-- START OF Excerpted records --

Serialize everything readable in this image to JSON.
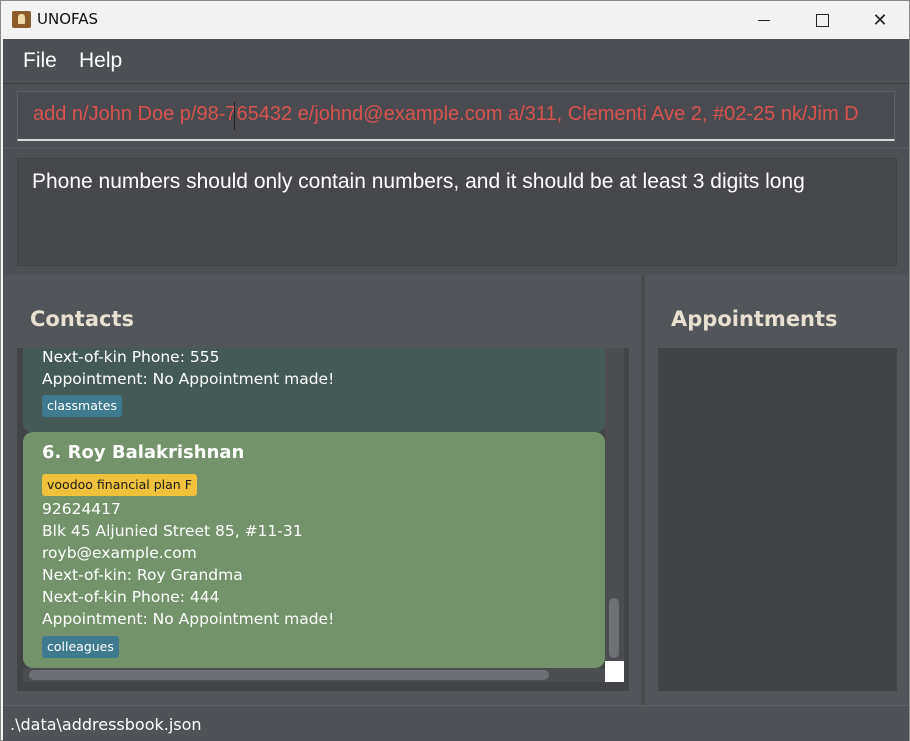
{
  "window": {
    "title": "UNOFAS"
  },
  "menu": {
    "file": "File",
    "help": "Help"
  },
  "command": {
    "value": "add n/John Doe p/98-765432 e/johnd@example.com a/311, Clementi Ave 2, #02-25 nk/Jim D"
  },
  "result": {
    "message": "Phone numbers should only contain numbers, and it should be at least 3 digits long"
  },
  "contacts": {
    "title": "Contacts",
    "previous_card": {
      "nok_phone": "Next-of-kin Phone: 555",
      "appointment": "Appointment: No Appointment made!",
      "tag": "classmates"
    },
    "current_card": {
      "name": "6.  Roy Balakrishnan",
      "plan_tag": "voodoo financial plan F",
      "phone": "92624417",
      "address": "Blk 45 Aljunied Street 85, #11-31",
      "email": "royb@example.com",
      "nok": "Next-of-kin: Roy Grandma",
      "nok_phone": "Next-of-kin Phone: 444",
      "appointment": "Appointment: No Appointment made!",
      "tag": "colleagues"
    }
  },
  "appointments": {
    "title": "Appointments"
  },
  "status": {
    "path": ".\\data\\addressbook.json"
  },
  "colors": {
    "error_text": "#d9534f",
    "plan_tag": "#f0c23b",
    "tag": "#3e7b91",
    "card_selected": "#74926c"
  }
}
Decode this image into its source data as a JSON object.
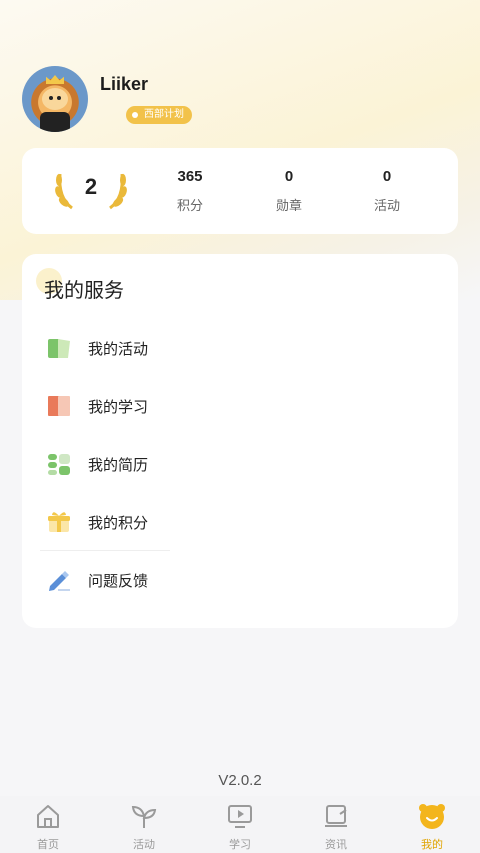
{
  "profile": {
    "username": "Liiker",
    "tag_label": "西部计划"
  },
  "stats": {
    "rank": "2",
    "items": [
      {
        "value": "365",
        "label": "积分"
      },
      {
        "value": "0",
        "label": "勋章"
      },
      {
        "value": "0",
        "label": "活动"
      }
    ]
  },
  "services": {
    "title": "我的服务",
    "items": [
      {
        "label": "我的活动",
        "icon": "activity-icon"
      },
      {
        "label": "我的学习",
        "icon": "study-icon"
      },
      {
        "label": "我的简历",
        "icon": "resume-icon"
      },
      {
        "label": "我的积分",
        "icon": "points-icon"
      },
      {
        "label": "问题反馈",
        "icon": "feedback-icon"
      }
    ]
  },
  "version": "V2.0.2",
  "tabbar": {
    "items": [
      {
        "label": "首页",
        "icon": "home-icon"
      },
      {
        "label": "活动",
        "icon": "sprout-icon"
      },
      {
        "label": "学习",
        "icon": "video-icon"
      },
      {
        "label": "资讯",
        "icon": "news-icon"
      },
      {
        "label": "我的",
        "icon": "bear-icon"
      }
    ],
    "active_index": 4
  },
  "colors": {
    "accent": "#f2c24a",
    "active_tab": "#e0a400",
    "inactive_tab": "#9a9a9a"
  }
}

-- END OF Excerpted records --

## Instructions to follow
From the data above, pick out each line containing "example" and copy it.

## Response to the task
    "value": "add n/John Doe p/98-765432 e/johnd@example.com a/311, Clementi Ave 2, #02-25 nk/Jim D"
      "email": "royb@example.com",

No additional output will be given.